[Stored data entries]
— begin —

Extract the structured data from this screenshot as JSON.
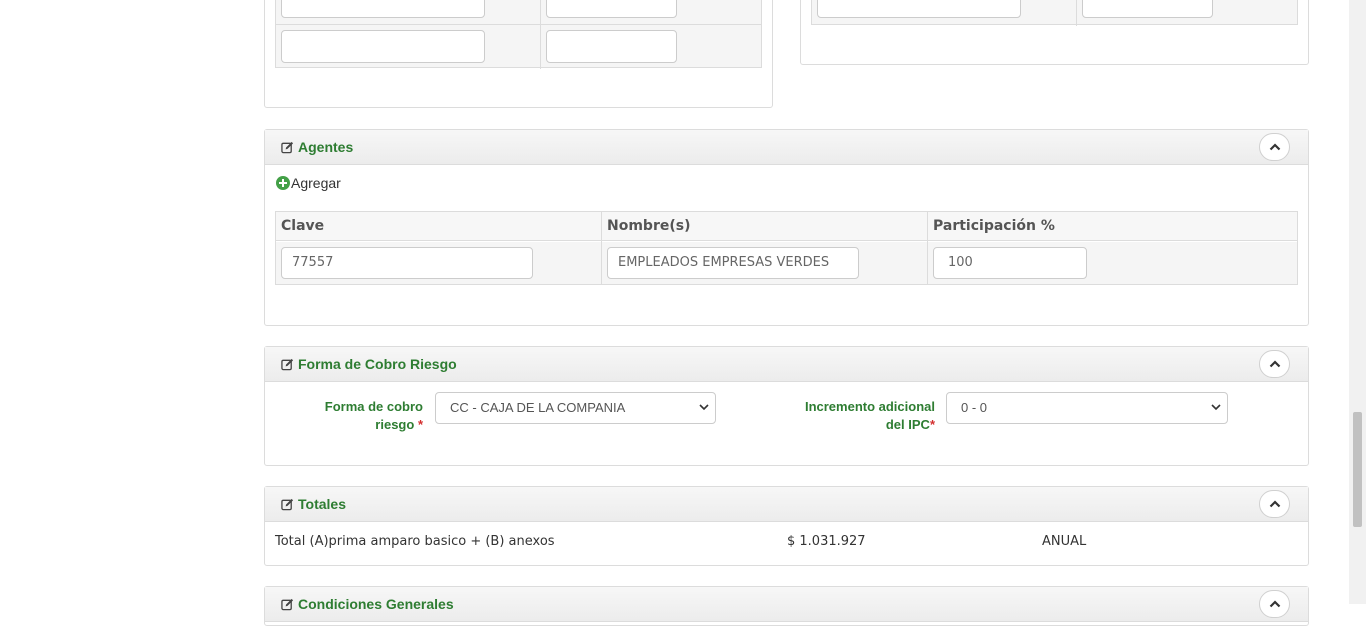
{
  "agentes": {
    "title": "Agentes",
    "add_label": "Agregar",
    "columns": [
      "Clave",
      "Nombre(s)",
      "Participación %"
    ],
    "row": {
      "clave": "77557",
      "nombre": "EMPLEADOS EMPRESAS VERDES",
      "participacion": "100"
    }
  },
  "forma_cobro": {
    "title": "Forma de Cobro Riesgo",
    "cobro_label_line1": "Forma de cobro",
    "cobro_label_line2": "riesgo",
    "cobro_value": "CC - CAJA DE LA COMPANIA",
    "ipc_label_line1": "Incremento adicional",
    "ipc_label_line2": "del IPC",
    "ipc_value": "0 - 0",
    "required_mark": "*"
  },
  "totales": {
    "title": "Totales",
    "label": "Total (A)prima amparo basico + (B) anexos",
    "amount": "$ 1.031.927",
    "period": "ANUAL"
  },
  "condiciones": {
    "title": "Condiciones Generales"
  },
  "colors": {
    "accent_green": "#2e7d32",
    "add_icon_green": "#43a047",
    "required_red": "#d32f2f"
  }
}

— end —

→ Aim of the exercise
Write the entries above out in full, exactly, with no images.

→ Output of the task
Extract the structured data from this screenshot as JSON.
{
  "agentes": {
    "title": "Agentes",
    "add_label": "Agregar",
    "columns": [
      "Clave",
      "Nombre(s)",
      "Participación %"
    ],
    "row": {
      "clave": "77557",
      "nombre": "EMPLEADOS EMPRESAS VERDES",
      "participacion": "100"
    }
  },
  "forma_cobro": {
    "title": "Forma de Cobro Riesgo",
    "cobro_label_line1": "Forma de cobro",
    "cobro_label_line2": "riesgo",
    "cobro_value": "CC - CAJA DE LA COMPANIA",
    "ipc_label_line1": "Incremento adicional",
    "ipc_label_line2": "del IPC",
    "ipc_value": "0 - 0",
    "required_mark": "*"
  },
  "totales": {
    "title": "Totales",
    "label": "Total (A)prima amparo basico + (B) anexos",
    "amount": "$ 1.031.927",
    "period": "ANUAL"
  },
  "condiciones": {
    "title": "Condiciones Generales"
  },
  "colors": {
    "accent_green": "#2e7d32",
    "add_icon_green": "#43a047",
    "required_red": "#d32f2f"
  }
}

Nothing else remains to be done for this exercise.